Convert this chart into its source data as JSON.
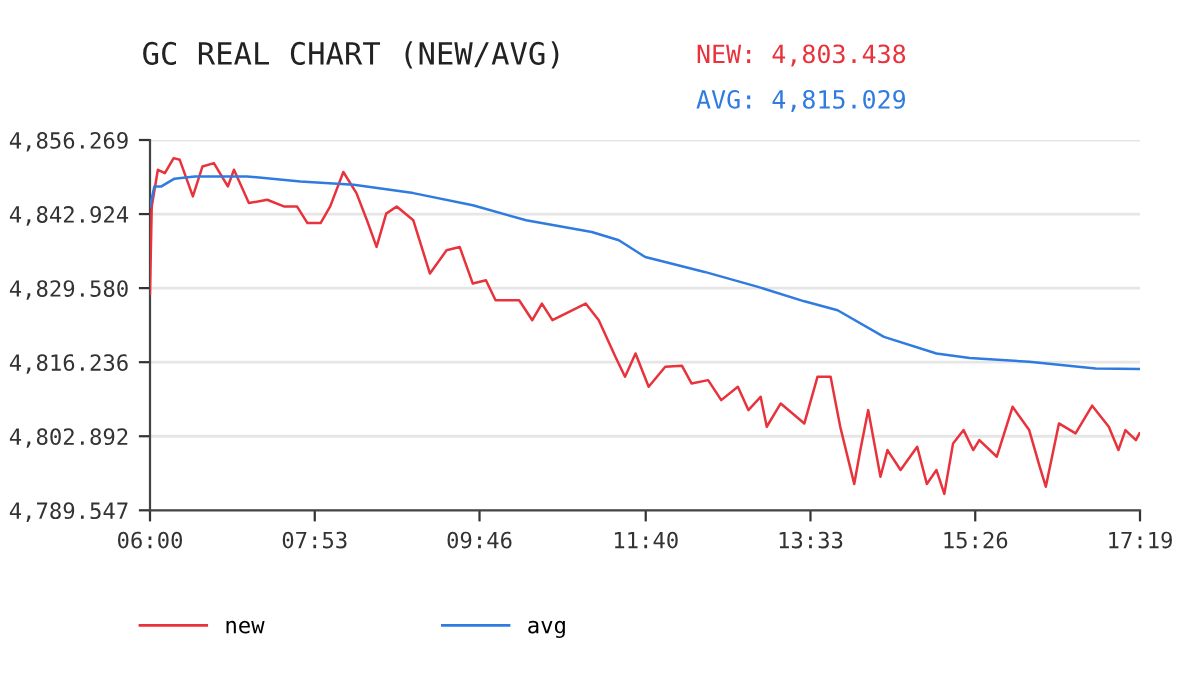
{
  "chart_data": {
    "type": "line",
    "title": "GC REAL CHART (NEW/AVG)",
    "annotations": [
      "NEW: 4,803.438",
      "AVG: 4,815.029"
    ],
    "xlim": [
      6,
      17.3167
    ],
    "xticks": [
      {
        "value": 6,
        "label": "06:00"
      },
      {
        "value": 7.8833,
        "label": "07:53"
      },
      {
        "value": 9.7667,
        "label": "09:46"
      },
      {
        "value": 11.6667,
        "label": "11:40"
      },
      {
        "value": 13.55,
        "label": "13:33"
      },
      {
        "value": 15.4333,
        "label": "15:26"
      },
      {
        "value": 17.3167,
        "label": "17:19"
      }
    ],
    "ylim": [
      4789.547,
      4856.269
    ],
    "yticks": [
      {
        "value": 4789.547,
        "label": "4,789.547"
      },
      {
        "value": 4802.892,
        "label": "4,802.892"
      },
      {
        "value": 4816.236,
        "label": "4,816.236"
      },
      {
        "value": 4829.58,
        "label": "4,829.580"
      },
      {
        "value": 4842.924,
        "label": "4,842.924"
      },
      {
        "value": 4856.269,
        "label": "4,856.269"
      }
    ],
    "grid": "y",
    "legend": "bottom",
    "marker": "none",
    "line_style": "solid",
    "series": [
      {
        "name": "new",
        "color": "#e8323c",
        "x": [
          6.0,
          6.02,
          6.09,
          6.17,
          6.27,
          6.34,
          6.49,
          6.6,
          6.73,
          6.89,
          6.96,
          7.13,
          7.34,
          7.53,
          7.68,
          7.8,
          7.95,
          8.06,
          8.21,
          8.36,
          8.48,
          8.59,
          8.7,
          8.82,
          9.01,
          9.2,
          9.39,
          9.54,
          9.69,
          9.84,
          9.95,
          10.22,
          10.37,
          10.48,
          10.6,
          10.75,
          10.98,
          11.13,
          11.32,
          11.43,
          11.55,
          11.7,
          11.89,
          12.08,
          12.19,
          12.38,
          12.53,
          12.72,
          12.84,
          12.98,
          13.05,
          13.21,
          13.48,
          13.63,
          13.78,
          13.89,
          14.05,
          14.12,
          14.21,
          14.35,
          14.43,
          14.58,
          14.77,
          14.88,
          14.99,
          15.08,
          15.18,
          15.3,
          15.41,
          15.48,
          15.68,
          15.86,
          16.05,
          16.17,
          16.24,
          16.39,
          16.58,
          16.77,
          16.96,
          17.07,
          17.15,
          17.27,
          17.31
        ],
        "values": [
          4828.6,
          4844.3,
          4850.9,
          4850.3,
          4853.0,
          4852.7,
          4846.1,
          4851.5,
          4852.1,
          4847.9,
          4850.9,
          4844.9,
          4845.5,
          4844.3,
          4844.3,
          4841.3,
          4841.3,
          4844.3,
          4850.5,
          4846.7,
          4841.8,
          4837.0,
          4843.0,
          4844.3,
          4841.8,
          4832.2,
          4836.4,
          4837.0,
          4830.4,
          4831.0,
          4827.4,
          4827.4,
          4823.8,
          4826.8,
          4823.8,
          4825.0,
          4826.8,
          4823.8,
          4817.2,
          4813.6,
          4817.8,
          4811.8,
          4815.4,
          4815.6,
          4812.4,
          4813.0,
          4809.4,
          4811.8,
          4807.6,
          4810.0,
          4804.6,
          4808.8,
          4805.2,
          4813.6,
          4813.6,
          4804.6,
          4794.3,
          4800.4,
          4807.6,
          4795.6,
          4800.4,
          4796.8,
          4801.0,
          4794.3,
          4796.8,
          4792.5,
          4801.6,
          4804.0,
          4800.4,
          4802.2,
          4799.2,
          4808.2,
          4804.0,
          4797.4,
          4793.8,
          4805.2,
          4803.4,
          4808.4,
          4804.6,
          4800.4,
          4804.0,
          4802.2,
          4803.4
        ]
      },
      {
        "name": "avg",
        "color": "#2f7be0",
        "x": [
          6.0,
          6.05,
          6.13,
          6.28,
          6.51,
          7.11,
          7.72,
          8.33,
          9.01,
          9.69,
          10.3,
          11.05,
          11.36,
          11.66,
          11.81,
          12.34,
          12.95,
          13.48,
          13.86,
          14.39,
          14.99,
          15.37,
          16.05,
          16.81,
          17.31
        ],
        "values": [
          4844.3,
          4847.9,
          4847.9,
          4849.3,
          4849.7,
          4849.7,
          4848.8,
          4848.2,
          4846.7,
          4844.5,
          4841.8,
          4839.7,
          4838.2,
          4835.2,
          4834.6,
          4832.5,
          4829.8,
          4827.2,
          4825.6,
          4820.8,
          4817.8,
          4817.0,
          4816.3,
          4815.1,
          4815.0
        ]
      }
    ]
  }
}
+ + +
— PROBLEM —
Repeat each entry exactly as it appears; skip any picture.

— OUTPUT —
Convert this chart into its source data as JSON.
{
  "chart_data": {
    "type": "line",
    "title": "GC REAL CHART (NEW/AVG)",
    "annotations": [
      "NEW: 4,803.438",
      "AVG: 4,815.029"
    ],
    "xlim": [
      6,
      17.3167
    ],
    "xticks": [
      {
        "value": 6,
        "label": "06:00"
      },
      {
        "value": 7.8833,
        "label": "07:53"
      },
      {
        "value": 9.7667,
        "label": "09:46"
      },
      {
        "value": 11.6667,
        "label": "11:40"
      },
      {
        "value": 13.55,
        "label": "13:33"
      },
      {
        "value": 15.4333,
        "label": "15:26"
      },
      {
        "value": 17.3167,
        "label": "17:19"
      }
    ],
    "ylim": [
      4789.547,
      4856.269
    ],
    "yticks": [
      {
        "value": 4789.547,
        "label": "4,789.547"
      },
      {
        "value": 4802.892,
        "label": "4,802.892"
      },
      {
        "value": 4816.236,
        "label": "4,816.236"
      },
      {
        "value": 4829.58,
        "label": "4,829.580"
      },
      {
        "value": 4842.924,
        "label": "4,842.924"
      },
      {
        "value": 4856.269,
        "label": "4,856.269"
      }
    ],
    "grid": "y",
    "legend": "bottom",
    "marker": "none",
    "line_style": "solid",
    "series": [
      {
        "name": "new",
        "color": "#e8323c",
        "x": [
          6.0,
          6.02,
          6.09,
          6.17,
          6.27,
          6.34,
          6.49,
          6.6,
          6.73,
          6.89,
          6.96,
          7.13,
          7.34,
          7.53,
          7.68,
          7.8,
          7.95,
          8.06,
          8.21,
          8.36,
          8.48,
          8.59,
          8.7,
          8.82,
          9.01,
          9.2,
          9.39,
          9.54,
          9.69,
          9.84,
          9.95,
          10.22,
          10.37,
          10.48,
          10.6,
          10.75,
          10.98,
          11.13,
          11.32,
          11.43,
          11.55,
          11.7,
          11.89,
          12.08,
          12.19,
          12.38,
          12.53,
          12.72,
          12.84,
          12.98,
          13.05,
          13.21,
          13.48,
          13.63,
          13.78,
          13.89,
          14.05,
          14.12,
          14.21,
          14.35,
          14.43,
          14.58,
          14.77,
          14.88,
          14.99,
          15.08,
          15.18,
          15.3,
          15.41,
          15.48,
          15.68,
          15.86,
          16.05,
          16.17,
          16.24,
          16.39,
          16.58,
          16.77,
          16.96,
          17.07,
          17.15,
          17.27,
          17.31
        ],
        "values": [
          4828.6,
          4844.3,
          4850.9,
          4850.3,
          4853.0,
          4852.7,
          4846.1,
          4851.5,
          4852.1,
          4847.9,
          4850.9,
          4844.9,
          4845.5,
          4844.3,
          4844.3,
          4841.3,
          4841.3,
          4844.3,
          4850.5,
          4846.7,
          4841.8,
          4837.0,
          4843.0,
          4844.3,
          4841.8,
          4832.2,
          4836.4,
          4837.0,
          4830.4,
          4831.0,
          4827.4,
          4827.4,
          4823.8,
          4826.8,
          4823.8,
          4825.0,
          4826.8,
          4823.8,
          4817.2,
          4813.6,
          4817.8,
          4811.8,
          4815.4,
          4815.6,
          4812.4,
          4813.0,
          4809.4,
          4811.8,
          4807.6,
          4810.0,
          4804.6,
          4808.8,
          4805.2,
          4813.6,
          4813.6,
          4804.6,
          4794.3,
          4800.4,
          4807.6,
          4795.6,
          4800.4,
          4796.8,
          4801.0,
          4794.3,
          4796.8,
          4792.5,
          4801.6,
          4804.0,
          4800.4,
          4802.2,
          4799.2,
          4808.2,
          4804.0,
          4797.4,
          4793.8,
          4805.2,
          4803.4,
          4808.4,
          4804.6,
          4800.4,
          4804.0,
          4802.2,
          4803.4
        ]
      },
      {
        "name": "avg",
        "color": "#2f7be0",
        "x": [
          6.0,
          6.05,
          6.13,
          6.28,
          6.51,
          7.11,
          7.72,
          8.33,
          9.01,
          9.69,
          10.3,
          11.05,
          11.36,
          11.66,
          11.81,
          12.34,
          12.95,
          13.48,
          13.86,
          14.39,
          14.99,
          15.37,
          16.05,
          16.81,
          17.31
        ],
        "values": [
          4844.3,
          4847.9,
          4847.9,
          4849.3,
          4849.7,
          4849.7,
          4848.8,
          4848.2,
          4846.7,
          4844.5,
          4841.8,
          4839.7,
          4838.2,
          4835.2,
          4834.6,
          4832.5,
          4829.8,
          4827.2,
          4825.6,
          4820.8,
          4817.8,
          4817.0,
          4816.3,
          4815.1,
          4815.0
        ]
      }
    ]
  }
}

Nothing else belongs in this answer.